Les mets de la Pâque orthodoxe reflètent les symboles liturgiques de la résurrection, du triomphe de la lumière sur les ténèbres, et du retour du printemps. Durant la Semaine sainte, les Russes préparent une sorte de brioche traditionnelle pascale, le koulitch, et colorient des œufs durs. Puis, les chrétiens orthodoxes portent ces mets dans leur paroisse pour une bénédiction pascale. Avec la paskha, un formage blanc épais, sucré, truffé d’épices et de fruits confits, ce sont les spécialités fondamentales du festin de Pâque, qui suit la longue messe nocturne, ponctuée des exclamations « Le Christ est ressuscité ! » (auxquelles les fidèles répondent « En vérité il est ressuscité ! ») En slavon d’église, cette phrase est rendue par les initiales « XB » qui sont un motif décoratif récurrent sur les œufs, la paskha et le koulitch.
━━━━━━━━━━━━━━━━━━━━
* **Consignes**
A. Recopiez le passage du texte sur la Pâque orthodoxe qui commence par « Les mets de » et se poursuit jusqu'à « et le koulitch. ».
B. Énumérez les mets de Pâque que cite le texte sur la Pâque orthodoxe.

* **Données**
━━━━━━━━━━━━━━━━━━━━
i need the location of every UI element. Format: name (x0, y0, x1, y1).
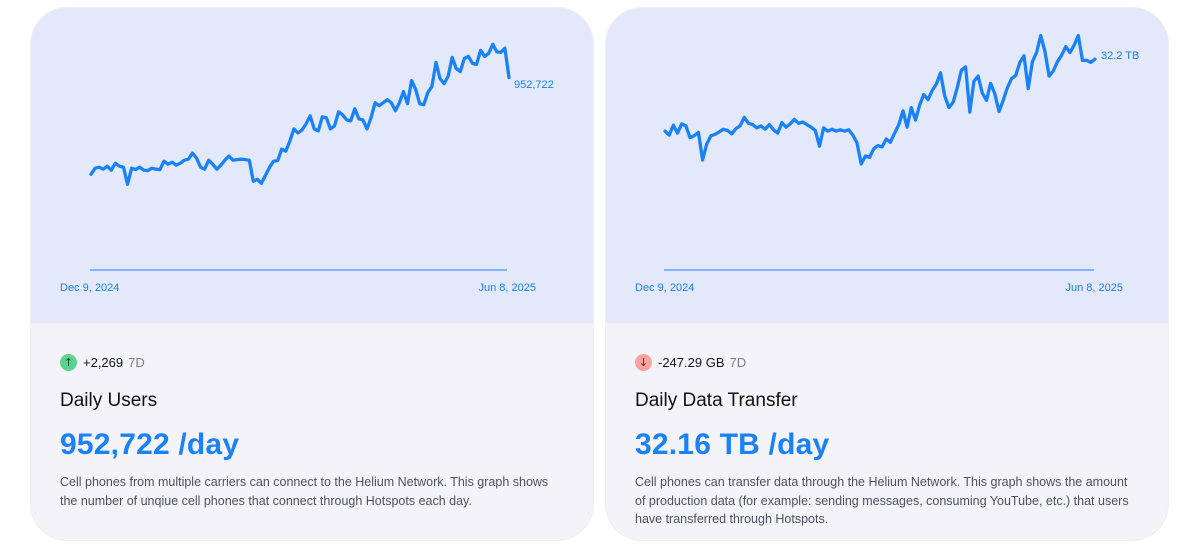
━━━━━━━━━━━━━━━━━━━━
* **Réponses attendues**
A.
Les mets de la Pâque orthodoxe reflètent les symboles liturgiques de la résurrection, du triomphe de la lumière sur les ténèbres, et du retour du printemps. Durant la Semaine sainte, les Russes préparent une sorte de brioche traditionnelle pascale, le koulitch, et colorient des œufs durs. Puis, les chrétiens orthodoxes portent ces mets dans leur paroisse pour une bénédiction pascale. Avec la paskha, un formage blanc épais, sucré, truffé d’épices et de fruits confits, ce sont les spécialités fondamentales du festin de Pâque, qui suit la longue messe nocturne, ponctuée des exclamations « Le Christ est ressuscité ! » (auxquelles les fidèles répondent « En vérité il est ressuscité ! ») En slavon d’église, cette phrase est rendue par les initiales « XB » qui sont un motif décoratif récurrent sur les œufs, la paskha et le koulitch.

B.
- le koulitch
- les œufs durs coloriés
- la paskha